* [Task instructions]:
Transcribe all the entries word for word, but omit the images.

* [Data for this exercise]:
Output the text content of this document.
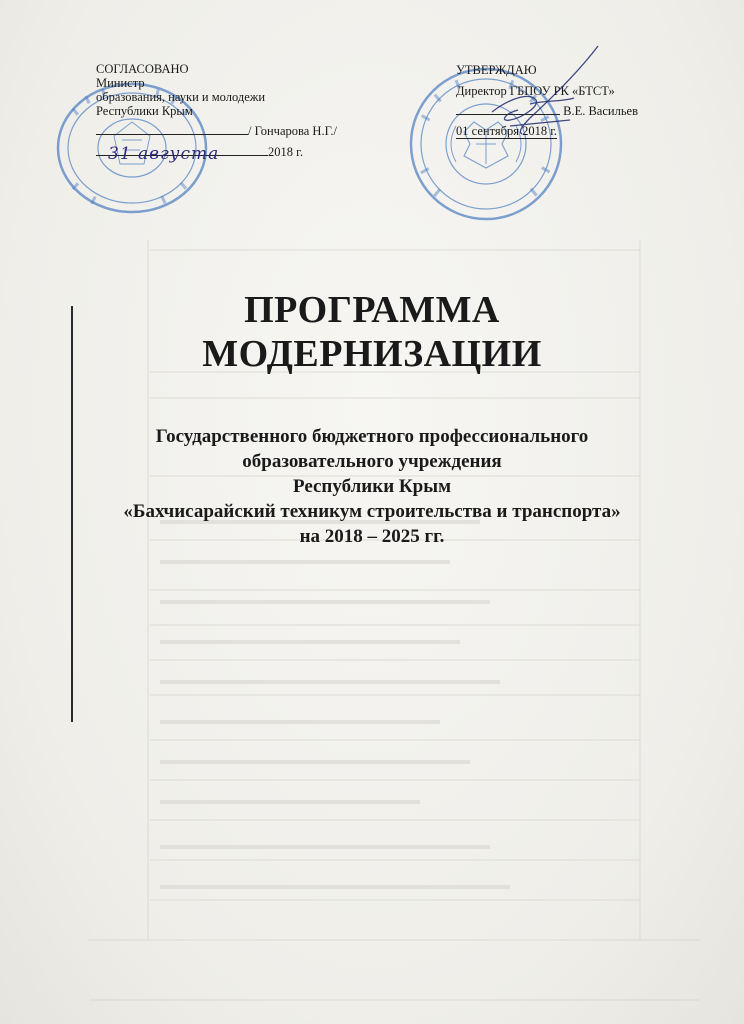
СОГЛАСОВАНО
Министр
образования, науки и молодежи
Республики Крым
/ Гончарова Н.Г./
31 августа	2018 г.
УТВЕРЖДАЮ
Директор ГБПОУ РК «БТСТ»
В.Е. Васильев
01 сентября 2018 г.
ПРОГРАММА
МОДЕРНИЗАЦИИ
Государственного бюджетного профессионального
образовательного учреждения
Республики Крым
«Бахчисарайский техникум строительства и транспорта»
на 2018 – 2025 гг.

* [Answer to this task]:
Output the text content of this document.
СОГЛАСОВАНО
Министр
образования, науки и молодежи
Республики Крым
/ Гончарова Н.Г./
31 августа	2018 г.
УТВЕРЖДАЮ
Директор ГБПОУ РК «БТСТ»
В.Е. Васильев
01 сентября 2018 г.
ПРОГРАММА
МОДЕРНИЗАЦИИ
Государственного бюджетного профессионального
образовательного учреждения
Республики Крым
«Бахчисарайский техникум строительства и транспорта»
на 2018 – 2025 гг.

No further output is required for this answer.